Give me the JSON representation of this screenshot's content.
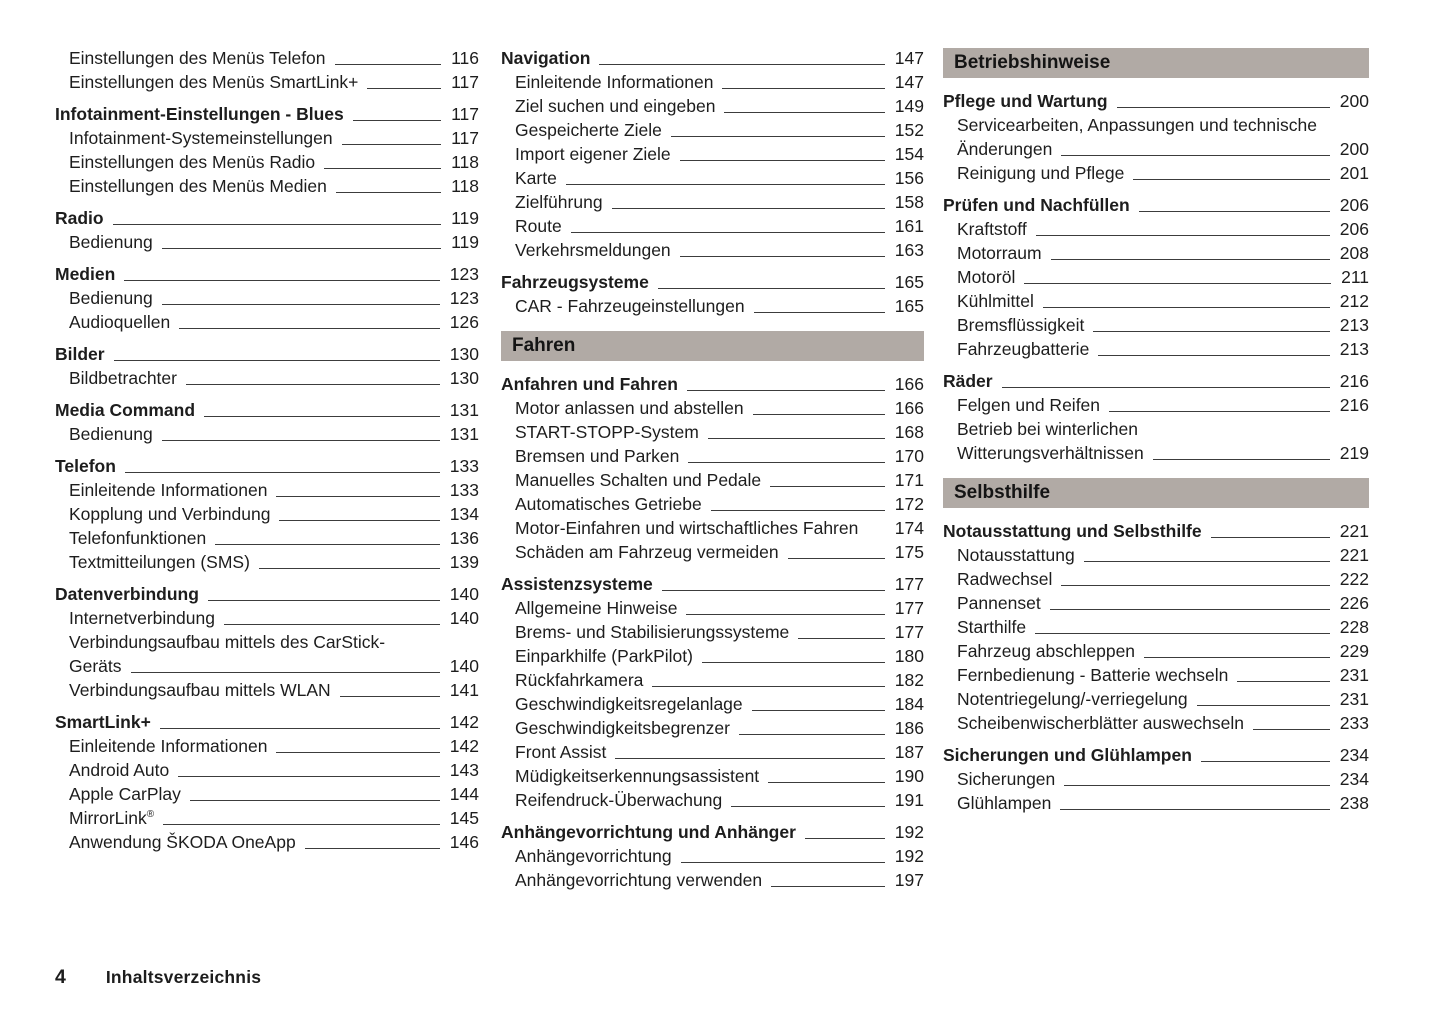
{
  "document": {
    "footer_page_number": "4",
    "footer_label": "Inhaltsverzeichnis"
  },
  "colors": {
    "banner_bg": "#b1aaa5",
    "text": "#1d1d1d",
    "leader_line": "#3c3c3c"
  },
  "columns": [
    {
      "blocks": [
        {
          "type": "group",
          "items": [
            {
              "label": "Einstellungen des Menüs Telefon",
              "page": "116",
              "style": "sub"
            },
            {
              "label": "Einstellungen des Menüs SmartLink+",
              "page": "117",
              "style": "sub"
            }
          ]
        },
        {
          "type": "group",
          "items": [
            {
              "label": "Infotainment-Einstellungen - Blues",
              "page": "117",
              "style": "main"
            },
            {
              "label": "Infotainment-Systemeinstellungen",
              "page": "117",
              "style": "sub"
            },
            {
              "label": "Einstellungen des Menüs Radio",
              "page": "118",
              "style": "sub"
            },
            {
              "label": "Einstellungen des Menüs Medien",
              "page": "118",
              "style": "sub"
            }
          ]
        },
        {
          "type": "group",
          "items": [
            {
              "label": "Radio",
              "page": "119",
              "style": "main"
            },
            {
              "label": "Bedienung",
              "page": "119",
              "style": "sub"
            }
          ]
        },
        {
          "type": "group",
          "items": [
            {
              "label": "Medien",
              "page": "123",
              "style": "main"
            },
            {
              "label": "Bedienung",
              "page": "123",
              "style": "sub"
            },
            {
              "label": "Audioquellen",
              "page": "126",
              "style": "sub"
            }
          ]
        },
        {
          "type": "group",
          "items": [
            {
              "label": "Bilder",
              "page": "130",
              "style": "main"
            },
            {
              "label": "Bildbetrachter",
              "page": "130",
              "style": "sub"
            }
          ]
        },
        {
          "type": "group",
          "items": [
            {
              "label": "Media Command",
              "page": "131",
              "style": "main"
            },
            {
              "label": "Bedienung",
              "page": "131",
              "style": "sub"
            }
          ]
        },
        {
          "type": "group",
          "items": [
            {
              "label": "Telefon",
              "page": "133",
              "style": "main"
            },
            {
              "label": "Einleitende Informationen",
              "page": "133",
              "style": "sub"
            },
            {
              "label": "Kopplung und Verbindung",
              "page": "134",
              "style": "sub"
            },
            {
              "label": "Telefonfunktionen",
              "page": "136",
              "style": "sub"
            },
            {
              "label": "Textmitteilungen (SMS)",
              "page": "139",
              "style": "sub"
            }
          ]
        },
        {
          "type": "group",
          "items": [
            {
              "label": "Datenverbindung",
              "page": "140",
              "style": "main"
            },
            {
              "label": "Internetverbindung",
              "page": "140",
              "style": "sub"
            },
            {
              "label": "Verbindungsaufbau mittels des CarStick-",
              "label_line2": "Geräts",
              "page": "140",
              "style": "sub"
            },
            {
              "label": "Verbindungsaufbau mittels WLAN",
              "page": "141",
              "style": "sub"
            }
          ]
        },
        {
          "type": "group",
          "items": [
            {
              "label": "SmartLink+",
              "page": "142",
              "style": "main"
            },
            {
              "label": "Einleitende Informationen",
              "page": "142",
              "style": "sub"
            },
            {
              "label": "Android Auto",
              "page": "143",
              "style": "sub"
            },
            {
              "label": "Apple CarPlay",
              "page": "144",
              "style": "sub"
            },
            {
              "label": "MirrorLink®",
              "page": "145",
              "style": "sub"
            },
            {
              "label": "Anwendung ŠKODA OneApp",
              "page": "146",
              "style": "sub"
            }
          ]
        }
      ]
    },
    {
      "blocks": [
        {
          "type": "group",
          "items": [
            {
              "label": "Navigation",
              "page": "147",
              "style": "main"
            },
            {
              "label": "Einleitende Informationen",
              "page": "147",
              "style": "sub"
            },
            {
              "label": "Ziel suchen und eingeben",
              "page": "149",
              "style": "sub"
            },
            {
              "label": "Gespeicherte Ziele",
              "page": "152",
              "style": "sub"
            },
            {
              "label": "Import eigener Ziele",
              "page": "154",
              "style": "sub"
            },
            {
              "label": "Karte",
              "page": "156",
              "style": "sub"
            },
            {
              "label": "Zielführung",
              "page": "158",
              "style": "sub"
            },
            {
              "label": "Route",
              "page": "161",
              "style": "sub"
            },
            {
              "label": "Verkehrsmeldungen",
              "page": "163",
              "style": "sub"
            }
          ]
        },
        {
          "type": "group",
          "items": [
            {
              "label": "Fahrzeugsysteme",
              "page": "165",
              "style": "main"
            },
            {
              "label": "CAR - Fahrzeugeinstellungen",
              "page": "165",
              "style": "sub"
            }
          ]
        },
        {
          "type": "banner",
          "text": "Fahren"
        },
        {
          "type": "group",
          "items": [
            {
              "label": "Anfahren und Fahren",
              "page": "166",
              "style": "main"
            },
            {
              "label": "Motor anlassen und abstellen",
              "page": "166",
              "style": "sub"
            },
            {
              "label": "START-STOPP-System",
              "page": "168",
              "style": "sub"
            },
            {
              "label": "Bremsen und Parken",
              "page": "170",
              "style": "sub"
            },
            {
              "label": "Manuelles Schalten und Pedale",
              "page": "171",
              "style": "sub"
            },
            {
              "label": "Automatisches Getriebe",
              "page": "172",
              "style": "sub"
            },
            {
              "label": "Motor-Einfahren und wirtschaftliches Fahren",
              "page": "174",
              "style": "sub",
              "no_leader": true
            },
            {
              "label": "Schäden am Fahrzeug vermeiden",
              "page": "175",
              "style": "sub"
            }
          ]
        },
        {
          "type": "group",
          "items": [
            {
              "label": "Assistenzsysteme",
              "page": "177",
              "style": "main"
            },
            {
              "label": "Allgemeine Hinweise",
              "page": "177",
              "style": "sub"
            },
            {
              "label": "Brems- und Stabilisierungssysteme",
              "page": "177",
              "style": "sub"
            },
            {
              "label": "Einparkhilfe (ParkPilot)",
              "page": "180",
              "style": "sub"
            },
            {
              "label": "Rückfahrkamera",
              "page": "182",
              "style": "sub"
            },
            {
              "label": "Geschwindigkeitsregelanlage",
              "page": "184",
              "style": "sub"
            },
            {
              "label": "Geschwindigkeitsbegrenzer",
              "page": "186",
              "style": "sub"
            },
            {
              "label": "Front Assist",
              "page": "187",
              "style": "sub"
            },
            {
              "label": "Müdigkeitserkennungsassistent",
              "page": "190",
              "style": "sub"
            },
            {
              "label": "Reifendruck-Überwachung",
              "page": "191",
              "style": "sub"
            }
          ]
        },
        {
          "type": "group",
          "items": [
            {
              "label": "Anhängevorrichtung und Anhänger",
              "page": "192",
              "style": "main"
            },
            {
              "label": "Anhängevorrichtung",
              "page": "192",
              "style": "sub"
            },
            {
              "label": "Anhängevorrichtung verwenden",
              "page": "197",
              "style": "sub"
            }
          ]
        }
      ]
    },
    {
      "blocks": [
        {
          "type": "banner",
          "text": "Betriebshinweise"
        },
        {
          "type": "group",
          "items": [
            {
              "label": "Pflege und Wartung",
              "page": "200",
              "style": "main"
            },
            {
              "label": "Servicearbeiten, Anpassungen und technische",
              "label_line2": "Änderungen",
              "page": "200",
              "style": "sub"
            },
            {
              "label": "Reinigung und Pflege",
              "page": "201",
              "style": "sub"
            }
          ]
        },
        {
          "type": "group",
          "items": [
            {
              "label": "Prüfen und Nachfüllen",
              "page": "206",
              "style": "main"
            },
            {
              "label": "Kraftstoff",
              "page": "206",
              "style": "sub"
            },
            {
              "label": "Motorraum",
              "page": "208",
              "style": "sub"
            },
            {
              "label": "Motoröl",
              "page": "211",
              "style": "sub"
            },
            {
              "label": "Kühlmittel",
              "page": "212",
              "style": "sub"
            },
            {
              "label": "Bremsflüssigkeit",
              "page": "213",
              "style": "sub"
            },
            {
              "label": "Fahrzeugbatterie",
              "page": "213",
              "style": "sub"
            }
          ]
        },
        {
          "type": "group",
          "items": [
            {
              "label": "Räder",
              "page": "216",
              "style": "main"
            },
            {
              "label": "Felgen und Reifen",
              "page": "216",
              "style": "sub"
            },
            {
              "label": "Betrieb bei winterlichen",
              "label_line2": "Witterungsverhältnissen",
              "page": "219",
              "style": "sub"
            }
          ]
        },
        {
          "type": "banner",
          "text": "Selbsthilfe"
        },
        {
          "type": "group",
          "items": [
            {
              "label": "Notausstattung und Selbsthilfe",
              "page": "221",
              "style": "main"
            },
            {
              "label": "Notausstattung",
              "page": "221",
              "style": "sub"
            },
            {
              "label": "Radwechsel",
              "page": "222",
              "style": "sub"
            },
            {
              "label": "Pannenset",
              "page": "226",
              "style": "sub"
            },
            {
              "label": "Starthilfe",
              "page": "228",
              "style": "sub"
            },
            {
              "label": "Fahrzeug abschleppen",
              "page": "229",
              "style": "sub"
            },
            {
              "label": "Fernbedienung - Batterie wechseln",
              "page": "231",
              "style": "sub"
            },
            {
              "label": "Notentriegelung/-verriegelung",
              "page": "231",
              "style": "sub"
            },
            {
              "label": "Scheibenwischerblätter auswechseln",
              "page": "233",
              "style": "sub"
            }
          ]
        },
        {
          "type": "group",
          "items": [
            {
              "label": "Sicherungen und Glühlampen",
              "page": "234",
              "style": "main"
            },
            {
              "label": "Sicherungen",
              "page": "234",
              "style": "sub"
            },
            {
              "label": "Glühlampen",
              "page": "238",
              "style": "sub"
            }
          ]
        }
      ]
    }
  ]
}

---

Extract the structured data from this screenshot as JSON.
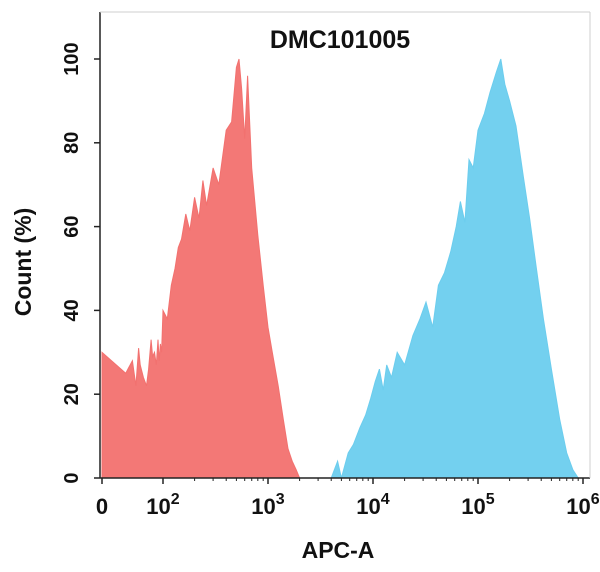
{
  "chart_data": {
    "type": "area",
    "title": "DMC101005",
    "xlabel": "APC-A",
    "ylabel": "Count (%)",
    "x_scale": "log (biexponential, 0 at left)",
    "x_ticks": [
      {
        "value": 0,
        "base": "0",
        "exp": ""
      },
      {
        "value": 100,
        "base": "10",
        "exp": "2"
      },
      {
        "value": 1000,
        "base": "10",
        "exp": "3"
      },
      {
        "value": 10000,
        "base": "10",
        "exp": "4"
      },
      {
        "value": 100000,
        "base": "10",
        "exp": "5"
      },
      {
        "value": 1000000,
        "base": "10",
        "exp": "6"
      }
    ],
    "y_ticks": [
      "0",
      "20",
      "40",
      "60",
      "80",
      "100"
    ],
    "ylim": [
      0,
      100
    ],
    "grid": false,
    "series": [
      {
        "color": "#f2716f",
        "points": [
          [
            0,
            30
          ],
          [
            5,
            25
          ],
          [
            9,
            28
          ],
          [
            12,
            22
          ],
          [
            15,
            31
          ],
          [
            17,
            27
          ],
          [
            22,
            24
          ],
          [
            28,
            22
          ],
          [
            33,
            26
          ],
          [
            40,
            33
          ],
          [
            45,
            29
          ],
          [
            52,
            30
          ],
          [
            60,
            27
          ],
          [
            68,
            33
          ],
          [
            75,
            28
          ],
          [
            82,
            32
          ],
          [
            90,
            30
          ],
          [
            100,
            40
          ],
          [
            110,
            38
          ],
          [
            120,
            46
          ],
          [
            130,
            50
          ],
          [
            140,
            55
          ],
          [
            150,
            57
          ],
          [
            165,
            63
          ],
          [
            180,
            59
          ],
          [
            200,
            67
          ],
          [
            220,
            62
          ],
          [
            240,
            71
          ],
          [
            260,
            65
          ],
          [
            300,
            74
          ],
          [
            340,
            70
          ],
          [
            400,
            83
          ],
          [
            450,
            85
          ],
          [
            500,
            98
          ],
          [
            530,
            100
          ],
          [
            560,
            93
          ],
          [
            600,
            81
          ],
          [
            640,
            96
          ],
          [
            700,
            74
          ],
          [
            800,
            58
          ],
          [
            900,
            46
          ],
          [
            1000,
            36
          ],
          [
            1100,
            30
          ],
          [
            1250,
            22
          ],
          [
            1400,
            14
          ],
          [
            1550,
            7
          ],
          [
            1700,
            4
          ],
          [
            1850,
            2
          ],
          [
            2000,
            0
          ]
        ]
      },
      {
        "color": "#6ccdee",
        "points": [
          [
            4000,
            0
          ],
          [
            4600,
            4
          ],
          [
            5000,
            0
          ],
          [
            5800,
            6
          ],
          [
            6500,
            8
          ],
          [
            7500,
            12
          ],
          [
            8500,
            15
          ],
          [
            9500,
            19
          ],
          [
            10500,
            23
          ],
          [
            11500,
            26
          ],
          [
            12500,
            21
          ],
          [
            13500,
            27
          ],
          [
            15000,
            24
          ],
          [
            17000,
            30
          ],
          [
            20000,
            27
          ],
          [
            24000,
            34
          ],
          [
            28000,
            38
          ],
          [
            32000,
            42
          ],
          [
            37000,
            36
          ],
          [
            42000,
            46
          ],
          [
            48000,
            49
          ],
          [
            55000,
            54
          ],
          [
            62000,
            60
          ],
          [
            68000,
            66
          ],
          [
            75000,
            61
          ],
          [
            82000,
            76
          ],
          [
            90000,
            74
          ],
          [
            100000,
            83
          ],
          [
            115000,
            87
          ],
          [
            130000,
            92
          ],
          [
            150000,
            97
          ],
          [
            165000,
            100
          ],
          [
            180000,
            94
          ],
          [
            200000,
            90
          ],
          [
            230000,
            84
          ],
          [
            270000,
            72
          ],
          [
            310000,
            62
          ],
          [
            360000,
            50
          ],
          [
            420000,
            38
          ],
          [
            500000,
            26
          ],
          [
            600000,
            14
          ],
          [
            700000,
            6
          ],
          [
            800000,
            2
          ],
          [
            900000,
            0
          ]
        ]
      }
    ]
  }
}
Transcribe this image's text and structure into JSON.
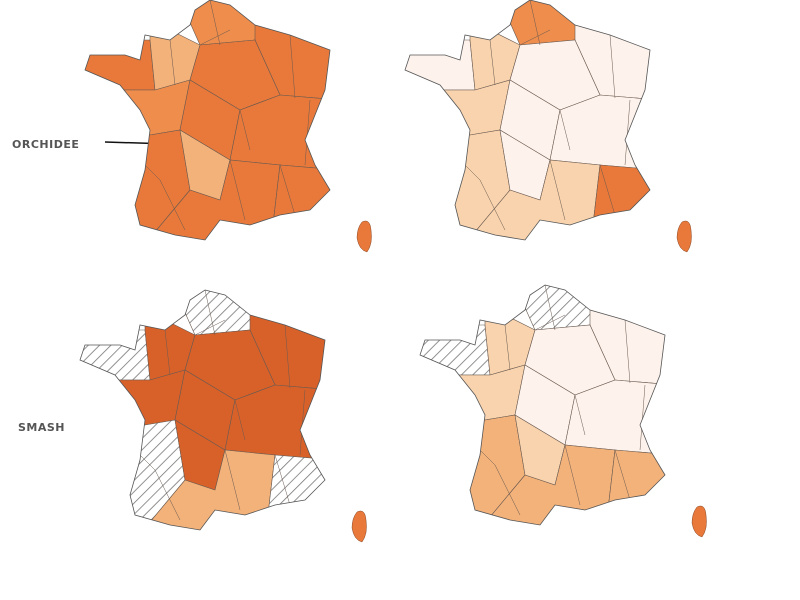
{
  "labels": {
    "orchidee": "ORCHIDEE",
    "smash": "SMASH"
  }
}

• **WHAT YOU WILL DO**
Copy each line of the records above that carries the word "Glühlampen".

• **EXERCISE RESULT**
              "label": "Sicherungen und Glühlampen",
              "label": "Glühlampen",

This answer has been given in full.